*Goal*.
Print each line of the listing once more, precisely as given.

*Records shown*.
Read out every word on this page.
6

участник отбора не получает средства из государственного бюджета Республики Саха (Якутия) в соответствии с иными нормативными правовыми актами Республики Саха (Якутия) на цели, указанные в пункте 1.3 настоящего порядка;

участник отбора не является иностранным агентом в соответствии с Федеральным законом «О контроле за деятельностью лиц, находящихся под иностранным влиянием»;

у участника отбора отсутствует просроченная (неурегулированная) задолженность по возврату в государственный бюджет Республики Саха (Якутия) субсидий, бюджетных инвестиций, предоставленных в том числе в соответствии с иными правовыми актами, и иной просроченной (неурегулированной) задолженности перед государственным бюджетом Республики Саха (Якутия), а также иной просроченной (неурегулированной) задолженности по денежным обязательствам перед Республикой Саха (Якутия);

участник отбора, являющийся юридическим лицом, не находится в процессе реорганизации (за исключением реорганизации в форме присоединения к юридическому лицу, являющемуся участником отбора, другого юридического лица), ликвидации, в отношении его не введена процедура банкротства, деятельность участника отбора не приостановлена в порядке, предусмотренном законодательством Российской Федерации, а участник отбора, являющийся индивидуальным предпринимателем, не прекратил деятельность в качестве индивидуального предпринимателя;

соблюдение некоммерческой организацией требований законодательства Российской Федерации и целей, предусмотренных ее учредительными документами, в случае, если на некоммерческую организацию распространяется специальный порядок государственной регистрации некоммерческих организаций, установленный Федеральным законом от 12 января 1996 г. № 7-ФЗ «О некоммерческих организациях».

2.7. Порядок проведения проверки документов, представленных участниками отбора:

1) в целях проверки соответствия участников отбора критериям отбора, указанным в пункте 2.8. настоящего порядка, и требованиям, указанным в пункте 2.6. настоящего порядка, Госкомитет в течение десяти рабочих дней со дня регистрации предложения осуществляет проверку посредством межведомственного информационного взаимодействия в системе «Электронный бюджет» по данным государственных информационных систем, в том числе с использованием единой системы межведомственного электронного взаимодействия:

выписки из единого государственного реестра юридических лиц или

*Completed exercise*.
Read out every word on this page.
6

участник отбора не получает средства из государственного бюджета Республики Саха (Якутия) в соответствии с иными нормативными правовыми актами Республики Саха (Якутия) на цели, указанные в пункте 1.3 настоящего порядка;

участник отбора не является иностранным агентом в соответствии с Федеральным законом «О контроле за деятельностью лиц, находящихся под иностранным влиянием»;

у участника отбора отсутствует просроченная (неурегулированная) задолженность по возврату в государственный бюджет Республики Саха (Якутия) субсидий, бюджетных инвестиций, предоставленных в том числе в соответствии с иными правовыми актами, и иной просроченной (неурегулированной) задолженности перед государственным бюджетом Республики Саха (Якутия), а также иной просроченной (неурегулированной) задолженности по денежным обязательствам перед Республикой Саха (Якутия);

участник отбора, являющийся юридическим лицом, не находится в процессе реорганизации (за исключением реорганизации в форме присоединения к юридическому лицу, являющемуся участником отбора, другого юридического лица), ликвидации, в отношении его не введена процедура банкротства, деятельность участника отбора не приостановлена в порядке, предусмотренном законодательством Российской Федерации, а участник отбора, являющийся индивидуальным предпринимателем, не прекратил деятельность в качестве индивидуального предпринимателя;

соблюдение некоммерческой организацией требований законодательства Российской Федерации и целей, предусмотренных ее учредительными документами, в случае, если на некоммерческую организацию распространяется специальный порядок государственной регистрации некоммерческих организаций, установленный Федеральным законом от 12 января 1996 г. № 7-ФЗ «О некоммерческих организациях».

2.7. Порядок проведения проверки документов, представленных участниками отбора:

1) в целях проверки соответствия участников отбора критериям отбора, указанным в пункте 2.8. настоящего порядка, и требованиям, указанным в пункте 2.6. настоящего порядка, Госкомитет в течение десяти рабочих дней со дня регистрации предложения осуществляет проверку посредством межведомственного информационного взаимодействия в системе «Электронный бюджет» по данным государственных информационных систем, в том числе с использованием единой системы межведомственного электронного взаимодействия:

выписки из единого государственного реестра юридических лиц или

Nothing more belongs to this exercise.